PROBLEM DESCRIPTION
Your task is to reproduce the entries below word for word.

RECORDS PROVIDED
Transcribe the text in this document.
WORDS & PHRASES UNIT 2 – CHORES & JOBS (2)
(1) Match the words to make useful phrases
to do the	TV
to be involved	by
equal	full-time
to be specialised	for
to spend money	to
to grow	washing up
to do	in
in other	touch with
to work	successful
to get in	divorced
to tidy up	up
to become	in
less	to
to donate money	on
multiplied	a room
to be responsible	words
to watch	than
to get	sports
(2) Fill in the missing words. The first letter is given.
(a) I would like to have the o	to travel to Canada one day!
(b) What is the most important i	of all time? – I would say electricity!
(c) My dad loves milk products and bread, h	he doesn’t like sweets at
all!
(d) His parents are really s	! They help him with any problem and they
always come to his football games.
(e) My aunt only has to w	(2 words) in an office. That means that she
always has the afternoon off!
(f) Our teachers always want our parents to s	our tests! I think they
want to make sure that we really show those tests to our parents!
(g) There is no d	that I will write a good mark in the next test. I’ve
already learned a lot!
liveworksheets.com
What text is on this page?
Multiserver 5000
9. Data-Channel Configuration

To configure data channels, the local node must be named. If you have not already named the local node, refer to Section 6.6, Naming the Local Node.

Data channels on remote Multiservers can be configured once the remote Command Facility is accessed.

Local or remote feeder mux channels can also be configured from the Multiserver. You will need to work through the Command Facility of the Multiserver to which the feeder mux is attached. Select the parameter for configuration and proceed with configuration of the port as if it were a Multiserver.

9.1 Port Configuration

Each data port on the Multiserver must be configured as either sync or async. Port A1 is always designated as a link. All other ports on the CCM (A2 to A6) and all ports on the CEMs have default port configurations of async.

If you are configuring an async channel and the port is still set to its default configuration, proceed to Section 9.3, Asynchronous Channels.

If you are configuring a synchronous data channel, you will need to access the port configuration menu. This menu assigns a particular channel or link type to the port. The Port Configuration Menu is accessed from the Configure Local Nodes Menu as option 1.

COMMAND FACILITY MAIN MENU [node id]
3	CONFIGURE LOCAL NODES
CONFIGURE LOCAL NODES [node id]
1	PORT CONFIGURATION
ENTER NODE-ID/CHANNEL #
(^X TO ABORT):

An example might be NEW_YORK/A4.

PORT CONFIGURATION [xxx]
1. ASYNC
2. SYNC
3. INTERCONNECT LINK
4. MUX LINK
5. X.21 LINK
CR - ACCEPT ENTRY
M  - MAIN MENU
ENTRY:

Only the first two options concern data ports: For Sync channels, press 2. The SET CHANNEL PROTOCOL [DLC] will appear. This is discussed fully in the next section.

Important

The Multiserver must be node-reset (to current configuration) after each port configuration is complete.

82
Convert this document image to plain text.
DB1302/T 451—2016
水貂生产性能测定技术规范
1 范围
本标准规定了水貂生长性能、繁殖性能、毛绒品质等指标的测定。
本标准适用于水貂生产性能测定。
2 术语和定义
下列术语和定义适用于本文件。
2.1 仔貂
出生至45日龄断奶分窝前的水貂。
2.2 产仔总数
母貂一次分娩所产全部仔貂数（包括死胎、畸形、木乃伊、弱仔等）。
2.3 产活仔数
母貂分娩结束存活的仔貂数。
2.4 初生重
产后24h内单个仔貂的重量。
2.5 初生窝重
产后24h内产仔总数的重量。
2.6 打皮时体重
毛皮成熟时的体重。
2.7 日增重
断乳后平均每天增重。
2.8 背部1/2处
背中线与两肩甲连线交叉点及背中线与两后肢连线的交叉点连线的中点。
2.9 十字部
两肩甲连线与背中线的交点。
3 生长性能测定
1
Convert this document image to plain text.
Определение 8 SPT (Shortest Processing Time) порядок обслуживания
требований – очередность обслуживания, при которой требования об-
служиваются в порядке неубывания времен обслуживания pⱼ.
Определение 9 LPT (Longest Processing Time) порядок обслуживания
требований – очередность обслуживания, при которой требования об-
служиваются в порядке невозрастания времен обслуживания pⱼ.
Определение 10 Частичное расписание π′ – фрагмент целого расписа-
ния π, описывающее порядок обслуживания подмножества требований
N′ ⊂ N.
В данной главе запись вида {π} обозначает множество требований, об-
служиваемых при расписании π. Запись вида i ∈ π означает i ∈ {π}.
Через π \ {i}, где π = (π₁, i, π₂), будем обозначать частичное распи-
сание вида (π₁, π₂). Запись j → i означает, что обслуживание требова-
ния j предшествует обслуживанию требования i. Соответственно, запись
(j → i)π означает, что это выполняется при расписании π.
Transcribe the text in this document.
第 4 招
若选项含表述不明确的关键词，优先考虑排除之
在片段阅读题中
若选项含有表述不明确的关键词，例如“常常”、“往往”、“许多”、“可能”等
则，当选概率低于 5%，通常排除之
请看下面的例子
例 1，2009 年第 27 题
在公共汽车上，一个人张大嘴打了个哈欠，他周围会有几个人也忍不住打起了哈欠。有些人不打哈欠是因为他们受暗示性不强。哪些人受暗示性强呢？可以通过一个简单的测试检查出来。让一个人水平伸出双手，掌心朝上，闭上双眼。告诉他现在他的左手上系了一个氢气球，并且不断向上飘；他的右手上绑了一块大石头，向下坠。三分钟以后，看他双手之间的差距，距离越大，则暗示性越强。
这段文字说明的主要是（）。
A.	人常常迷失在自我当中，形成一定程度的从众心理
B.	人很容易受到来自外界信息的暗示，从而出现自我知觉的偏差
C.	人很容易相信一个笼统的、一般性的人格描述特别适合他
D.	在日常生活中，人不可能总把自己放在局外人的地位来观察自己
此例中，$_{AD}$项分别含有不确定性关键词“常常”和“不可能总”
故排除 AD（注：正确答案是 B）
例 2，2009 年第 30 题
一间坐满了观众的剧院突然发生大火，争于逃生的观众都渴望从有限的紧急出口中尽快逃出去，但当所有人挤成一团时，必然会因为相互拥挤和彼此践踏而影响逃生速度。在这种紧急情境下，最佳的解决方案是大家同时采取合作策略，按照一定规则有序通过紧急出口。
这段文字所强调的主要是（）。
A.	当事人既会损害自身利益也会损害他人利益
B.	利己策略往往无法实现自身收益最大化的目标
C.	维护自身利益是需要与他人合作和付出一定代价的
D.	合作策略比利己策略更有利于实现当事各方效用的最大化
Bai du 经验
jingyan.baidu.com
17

EXERCISE RESPONSE
Transcribe the text in this document.
WORDS & PHRASES UNIT 2 – CHORES & JOBS (2)
(1) Match the words to make useful phrases
to do the	TV
to be involved	by
equal	full-time
to be specialised	for
to spend money	to
to grow	washing up
to do	in
in other	touch with
to work	successful
to get in	divorced
to tidy up	up
to become	in
less	to
to donate money	on
multiplied	a room
to be responsible	words
to watch	than
to get	sports
(2) Fill in the missing words. The first letter is given.
(a) I would like to have the o	to travel to Canada one day!
(b) What is the most important i	of all time? – I would say electricity!
(c) My dad loves milk products and bread, h	he doesn’t like sweets at
all!
(d) His parents are really s	! They help him with any problem and they
always come to his football games.
(e) My aunt only has to w	(2 words) in an office. That means that she
always has the afternoon off!
(f) Our teachers always want our parents to s	our tests! I think they
want to make sure that we really show those tests to our parents!
(g) There is no d	that I will write a good mark in the next test. I’ve
already learned a lot!
liveworksheets.com
What text is on this page?
Multiserver 5000
9. Data-Channel Configuration

To configure data channels, the local node must be named. If you have not already named the local node, refer to Section 6.6, Naming the Local Node.

Data channels on remote Multiservers can be configured once the remote Command Facility is accessed.

Local or remote feeder mux channels can also be configured from the Multiserver. You will need to work through the Command Facility of the Multiserver to which the feeder mux is attached. Select the parameter for configuration and proceed with configuration of the port as if it were a Multiserver.

9.1 Port Configuration

Each data port on the Multiserver must be configured as either sync or async. Port A1 is always designated as a link. All other ports on the CCM (A2 to A6) and all ports on the CEMs have default port configurations of async.

If you are configuring an async channel and the port is still set to its default configuration, proceed to Section 9.3, Asynchronous Channels.

If you are configuring a synchronous data channel, you will need to access the port configuration menu. This menu assigns a particular channel or link type to the port. The Port Configuration Menu is accessed from the Configure Local Nodes Menu as option 1.

COMMAND FACILITY MAIN MENU [node id]
3	CONFIGURE LOCAL NODES
CONFIGURE LOCAL NODES [node id]
1	PORT CONFIGURATION
ENTER NODE-ID/CHANNEL #
(^X TO ABORT):

An example might be NEW_YORK/A4.

PORT CONFIGURATION [xxx]
1. ASYNC
2. SYNC
3. INTERCONNECT LINK
4. MUX LINK
5. X.21 LINK
CR - ACCEPT ENTRY
M  - MAIN MENU
ENTRY:

Only the first two options concern data ports: For Sync channels, press 2. The SET CHANNEL PROTOCOL [DLC] will appear. This is discussed fully in the next section.

Important

The Multiserver must be node-reset (to current configuration) after each port configuration is complete.

82
Convert this document image to plain text.
DB1302/T 451—2016
水貂生产性能测定技术规范
1 范围
本标准规定了水貂生长性能、繁殖性能、毛绒品质等指标的测定。
本标准适用于水貂生产性能测定。
2 术语和定义
下列术语和定义适用于本文件。
2.1 仔貂
出生至45日龄断奶分窝前的水貂。
2.2 产仔总数
母貂一次分娩所产全部仔貂数（包括死胎、畸形、木乃伊、弱仔等）。
2.3 产活仔数
母貂分娩结束存活的仔貂数。
2.4 初生重
产后24h内单个仔貂的重量。
2.5 初生窝重
产后24h内产仔总数的重量。
2.6 打皮时体重
毛皮成熟时的体重。
2.7 日增重
断乳后平均每天增重。
2.8 背部1/2处
背中线与两肩甲连线交叉点及背中线与两后肢连线的交叉点连线的中点。
2.9 十字部
两肩甲连线与背中线的交点。
3 生长性能测定
1
Convert this document image to plain text.
Определение 8 SPT (Shortest Processing Time) порядок обслуживания
требований – очередность обслуживания, при которой требования об-
служиваются в порядке неубывания времен обслуживания pⱼ.
Определение 9 LPT (Longest Processing Time) порядок обслуживания
требований – очередность обслуживания, при которой требования об-
служиваются в порядке невозрастания времен обслуживания pⱼ.
Определение 10 Частичное расписание π′ – фрагмент целого расписа-
ния π, описывающее порядок обслуживания подмножества требований
N′ ⊂ N.
В данной главе запись вида {π} обозначает множество требований, об-
служиваемых при расписании π. Запись вида i ∈ π означает i ∈ {π}.
Через π \ {i}, где π = (π₁, i, π₂), будем обозначать частичное распи-
сание вида (π₁, π₂). Запись j → i означает, что обслуживание требова-
ния j предшествует обслуживанию требования i. Соответственно, запись
(j → i)π означает, что это выполняется при расписании π.
Transcribe the text in this document.
第 4 招
若选项含表述不明确的关键词，优先考虑排除之
在片段阅读题中
若选项含有表述不明确的关键词，例如“常常”、“往往”、“许多”、“可能”等
则，当选概率低于 5%，通常排除之
请看下面的例子
例 1，2009 年第 27 题
在公共汽车上，一个人张大嘴打了个哈欠，他周围会有几个人也忍不住打起了哈欠。有些人不打哈欠是因为他们受暗示性不强。哪些人受暗示性强呢？可以通过一个简单的测试检查出来。让一个人水平伸出双手，掌心朝上，闭上双眼。告诉他现在他的左手上系了一个氢气球，并且不断向上飘；他的右手上绑了一块大石头，向下坠。三分钟以后，看他双手之间的差距，距离越大，则暗示性越强。
这段文字说明的主要是（）。
A.	人常常迷失在自我当中，形成一定程度的从众心理
B.	人很容易受到来自外界信息的暗示，从而出现自我知觉的偏差
C.	人很容易相信一个笼统的、一般性的人格描述特别适合他
D.	在日常生活中，人不可能总把自己放在局外人的地位来观察自己
此例中，$_{AD}$项分别含有不确定性关键词“常常”和“不可能总”
故排除 AD（注：正确答案是 B）
例 2，2009 年第 30 题
一间坐满了观众的剧院突然发生大火，争于逃生的观众都渴望从有限的紧急出口中尽快逃出去，但当所有人挤成一团时，必然会因为相互拥挤和彼此践踏而影响逃生速度。在这种紧急情境下，最佳的解决方案是大家同时采取合作策略，按照一定规则有序通过紧急出口。
这段文字所强调的主要是（）。
A.	当事人既会损害自身利益也会损害他人利益
B.	利己策略往往无法实现自身收益最大化的目标
C.	维护自身利益是需要与他人合作和付出一定代价的
D.	合作策略比利己策略更有利于实现当事各方效用的最大化
Bai du 经验
jingyan.baidu.com
17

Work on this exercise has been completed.